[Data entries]
..............................

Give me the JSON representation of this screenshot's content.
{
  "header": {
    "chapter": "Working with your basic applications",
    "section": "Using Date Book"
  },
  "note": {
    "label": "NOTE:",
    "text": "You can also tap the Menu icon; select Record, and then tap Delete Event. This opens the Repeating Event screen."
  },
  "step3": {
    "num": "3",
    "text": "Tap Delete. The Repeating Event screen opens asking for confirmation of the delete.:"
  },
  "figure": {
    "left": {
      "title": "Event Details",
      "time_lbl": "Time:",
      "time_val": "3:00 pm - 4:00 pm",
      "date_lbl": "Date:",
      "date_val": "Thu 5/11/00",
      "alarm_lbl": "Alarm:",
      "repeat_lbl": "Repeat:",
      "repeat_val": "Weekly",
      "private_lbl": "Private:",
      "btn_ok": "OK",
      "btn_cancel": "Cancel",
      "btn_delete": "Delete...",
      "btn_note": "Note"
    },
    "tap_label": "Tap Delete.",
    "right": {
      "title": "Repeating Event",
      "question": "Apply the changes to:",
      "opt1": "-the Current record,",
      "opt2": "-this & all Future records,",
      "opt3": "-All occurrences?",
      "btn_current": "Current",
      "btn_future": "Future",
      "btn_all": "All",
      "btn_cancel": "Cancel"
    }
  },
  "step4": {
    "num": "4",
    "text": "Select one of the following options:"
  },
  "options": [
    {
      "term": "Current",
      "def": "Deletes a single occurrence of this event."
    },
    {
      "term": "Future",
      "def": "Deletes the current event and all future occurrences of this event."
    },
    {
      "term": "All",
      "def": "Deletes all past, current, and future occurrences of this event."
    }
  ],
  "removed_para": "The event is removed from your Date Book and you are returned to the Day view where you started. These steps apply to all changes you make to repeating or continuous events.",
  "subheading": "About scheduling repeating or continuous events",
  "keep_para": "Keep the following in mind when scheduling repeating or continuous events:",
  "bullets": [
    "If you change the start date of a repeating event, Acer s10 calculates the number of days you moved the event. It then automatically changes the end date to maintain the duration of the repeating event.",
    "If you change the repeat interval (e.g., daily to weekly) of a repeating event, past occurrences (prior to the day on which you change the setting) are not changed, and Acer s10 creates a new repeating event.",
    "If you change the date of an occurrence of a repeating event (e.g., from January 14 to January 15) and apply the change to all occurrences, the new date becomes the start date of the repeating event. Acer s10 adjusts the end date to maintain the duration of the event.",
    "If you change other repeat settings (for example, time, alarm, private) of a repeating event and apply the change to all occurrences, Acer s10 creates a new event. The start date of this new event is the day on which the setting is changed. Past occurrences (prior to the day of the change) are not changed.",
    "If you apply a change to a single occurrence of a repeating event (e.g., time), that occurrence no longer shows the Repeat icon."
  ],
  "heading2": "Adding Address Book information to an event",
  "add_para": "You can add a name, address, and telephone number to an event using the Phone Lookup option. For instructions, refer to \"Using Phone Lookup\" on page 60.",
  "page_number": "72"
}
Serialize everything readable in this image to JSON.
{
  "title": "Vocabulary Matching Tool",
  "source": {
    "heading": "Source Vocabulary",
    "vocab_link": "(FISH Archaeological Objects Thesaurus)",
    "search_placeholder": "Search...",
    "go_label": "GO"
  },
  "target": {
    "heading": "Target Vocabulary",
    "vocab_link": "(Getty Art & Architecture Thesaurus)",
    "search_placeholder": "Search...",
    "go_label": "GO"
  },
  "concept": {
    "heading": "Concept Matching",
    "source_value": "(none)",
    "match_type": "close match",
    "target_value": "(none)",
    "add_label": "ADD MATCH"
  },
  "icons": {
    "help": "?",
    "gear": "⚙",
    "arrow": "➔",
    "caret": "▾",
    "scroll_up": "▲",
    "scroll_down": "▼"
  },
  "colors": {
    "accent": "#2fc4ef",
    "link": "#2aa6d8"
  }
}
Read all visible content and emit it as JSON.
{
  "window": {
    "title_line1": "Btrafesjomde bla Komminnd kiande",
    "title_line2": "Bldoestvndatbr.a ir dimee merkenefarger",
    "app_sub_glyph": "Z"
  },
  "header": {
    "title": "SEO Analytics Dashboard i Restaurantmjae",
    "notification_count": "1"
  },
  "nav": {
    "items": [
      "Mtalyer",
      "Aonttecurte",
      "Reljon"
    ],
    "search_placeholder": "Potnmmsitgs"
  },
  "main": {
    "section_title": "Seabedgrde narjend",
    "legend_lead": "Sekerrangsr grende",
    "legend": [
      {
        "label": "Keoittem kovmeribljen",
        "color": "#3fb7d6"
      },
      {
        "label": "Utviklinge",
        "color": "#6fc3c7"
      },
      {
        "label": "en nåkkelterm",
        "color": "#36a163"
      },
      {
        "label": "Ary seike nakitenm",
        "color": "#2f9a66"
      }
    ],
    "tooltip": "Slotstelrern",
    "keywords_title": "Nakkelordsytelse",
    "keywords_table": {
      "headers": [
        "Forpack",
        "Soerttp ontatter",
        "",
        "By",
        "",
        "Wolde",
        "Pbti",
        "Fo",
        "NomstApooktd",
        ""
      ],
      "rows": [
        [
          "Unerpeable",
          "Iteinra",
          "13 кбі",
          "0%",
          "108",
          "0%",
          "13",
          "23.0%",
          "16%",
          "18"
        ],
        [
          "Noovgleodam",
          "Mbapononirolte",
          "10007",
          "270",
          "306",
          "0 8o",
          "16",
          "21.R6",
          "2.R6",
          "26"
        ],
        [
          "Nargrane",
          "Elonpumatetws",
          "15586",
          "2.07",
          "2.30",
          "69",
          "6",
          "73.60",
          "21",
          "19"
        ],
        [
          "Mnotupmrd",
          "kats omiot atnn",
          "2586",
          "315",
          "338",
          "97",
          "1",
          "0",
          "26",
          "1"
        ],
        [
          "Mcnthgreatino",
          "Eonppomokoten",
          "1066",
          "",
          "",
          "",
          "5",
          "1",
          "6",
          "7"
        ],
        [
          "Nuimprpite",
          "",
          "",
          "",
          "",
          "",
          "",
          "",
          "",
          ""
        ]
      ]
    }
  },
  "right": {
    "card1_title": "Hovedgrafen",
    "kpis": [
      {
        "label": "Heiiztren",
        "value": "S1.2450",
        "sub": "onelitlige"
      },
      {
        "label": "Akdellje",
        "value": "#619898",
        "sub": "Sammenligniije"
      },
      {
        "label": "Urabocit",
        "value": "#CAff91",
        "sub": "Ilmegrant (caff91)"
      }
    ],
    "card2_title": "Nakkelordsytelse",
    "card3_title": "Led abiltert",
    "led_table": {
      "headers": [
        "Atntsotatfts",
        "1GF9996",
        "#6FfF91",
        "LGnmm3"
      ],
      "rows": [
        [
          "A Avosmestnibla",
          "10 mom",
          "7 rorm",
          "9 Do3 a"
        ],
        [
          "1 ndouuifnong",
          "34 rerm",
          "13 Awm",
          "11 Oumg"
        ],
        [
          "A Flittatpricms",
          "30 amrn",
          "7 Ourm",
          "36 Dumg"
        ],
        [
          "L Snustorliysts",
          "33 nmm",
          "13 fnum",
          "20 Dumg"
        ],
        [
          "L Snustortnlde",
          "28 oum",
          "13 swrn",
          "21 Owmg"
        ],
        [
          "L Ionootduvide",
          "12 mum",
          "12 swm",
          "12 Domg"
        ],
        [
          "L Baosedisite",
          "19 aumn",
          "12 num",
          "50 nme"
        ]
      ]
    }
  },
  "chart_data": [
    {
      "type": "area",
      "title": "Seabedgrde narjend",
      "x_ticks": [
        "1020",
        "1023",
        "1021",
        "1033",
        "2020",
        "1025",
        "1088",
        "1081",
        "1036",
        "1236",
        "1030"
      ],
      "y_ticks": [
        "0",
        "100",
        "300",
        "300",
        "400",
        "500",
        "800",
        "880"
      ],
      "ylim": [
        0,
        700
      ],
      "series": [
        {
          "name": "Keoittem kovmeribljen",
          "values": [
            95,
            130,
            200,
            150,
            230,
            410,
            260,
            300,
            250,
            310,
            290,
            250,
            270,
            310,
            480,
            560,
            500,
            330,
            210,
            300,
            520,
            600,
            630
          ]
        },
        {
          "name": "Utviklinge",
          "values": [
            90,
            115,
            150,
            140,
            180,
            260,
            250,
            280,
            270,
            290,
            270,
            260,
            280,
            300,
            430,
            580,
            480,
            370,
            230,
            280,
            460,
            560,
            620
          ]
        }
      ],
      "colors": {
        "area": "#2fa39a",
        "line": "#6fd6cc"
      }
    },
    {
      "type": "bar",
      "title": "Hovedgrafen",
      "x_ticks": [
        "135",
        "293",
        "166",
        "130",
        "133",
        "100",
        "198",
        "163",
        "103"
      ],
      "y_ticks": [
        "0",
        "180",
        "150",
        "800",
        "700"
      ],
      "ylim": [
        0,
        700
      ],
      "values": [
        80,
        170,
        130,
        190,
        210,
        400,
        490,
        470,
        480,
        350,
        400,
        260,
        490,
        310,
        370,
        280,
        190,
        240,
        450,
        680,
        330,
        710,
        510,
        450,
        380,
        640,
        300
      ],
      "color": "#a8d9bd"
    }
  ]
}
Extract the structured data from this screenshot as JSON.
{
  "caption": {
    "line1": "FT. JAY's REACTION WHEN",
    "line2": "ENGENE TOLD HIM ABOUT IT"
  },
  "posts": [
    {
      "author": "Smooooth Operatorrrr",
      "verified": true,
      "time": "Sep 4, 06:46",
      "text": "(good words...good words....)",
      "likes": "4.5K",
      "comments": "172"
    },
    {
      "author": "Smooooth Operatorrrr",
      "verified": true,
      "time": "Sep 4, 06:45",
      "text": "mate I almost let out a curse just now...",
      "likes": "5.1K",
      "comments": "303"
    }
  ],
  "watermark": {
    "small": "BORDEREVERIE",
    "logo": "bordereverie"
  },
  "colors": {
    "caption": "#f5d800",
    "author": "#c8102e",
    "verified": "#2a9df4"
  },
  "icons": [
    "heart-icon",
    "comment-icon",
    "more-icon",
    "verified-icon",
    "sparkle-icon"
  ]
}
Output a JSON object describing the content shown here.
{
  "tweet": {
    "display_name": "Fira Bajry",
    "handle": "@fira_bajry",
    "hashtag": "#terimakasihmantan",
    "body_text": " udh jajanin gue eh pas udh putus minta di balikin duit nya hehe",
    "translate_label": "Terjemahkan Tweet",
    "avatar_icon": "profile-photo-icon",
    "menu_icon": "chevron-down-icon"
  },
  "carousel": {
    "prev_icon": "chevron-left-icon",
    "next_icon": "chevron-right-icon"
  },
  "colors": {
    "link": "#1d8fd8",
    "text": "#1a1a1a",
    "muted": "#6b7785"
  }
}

..............................

### [Work required]
Using the records above, find and show each line with the string "creates".

### [Complete response]
    "If you change the repeat interval (e.g., daily to weekly) of a repeating event, past occurrences (prior to the day on which you change the setting) are not changed, and Acer s10 creates a new repeating event.",
    "If you change other repeat settings (for example, time, alarm, private) of a repeating event and apply the change to all occurrences, Acer s10 creates a new event. The start date of this new event is the day on which the setting is changed. Past occurrences (prior to the day of the change) are not changed.",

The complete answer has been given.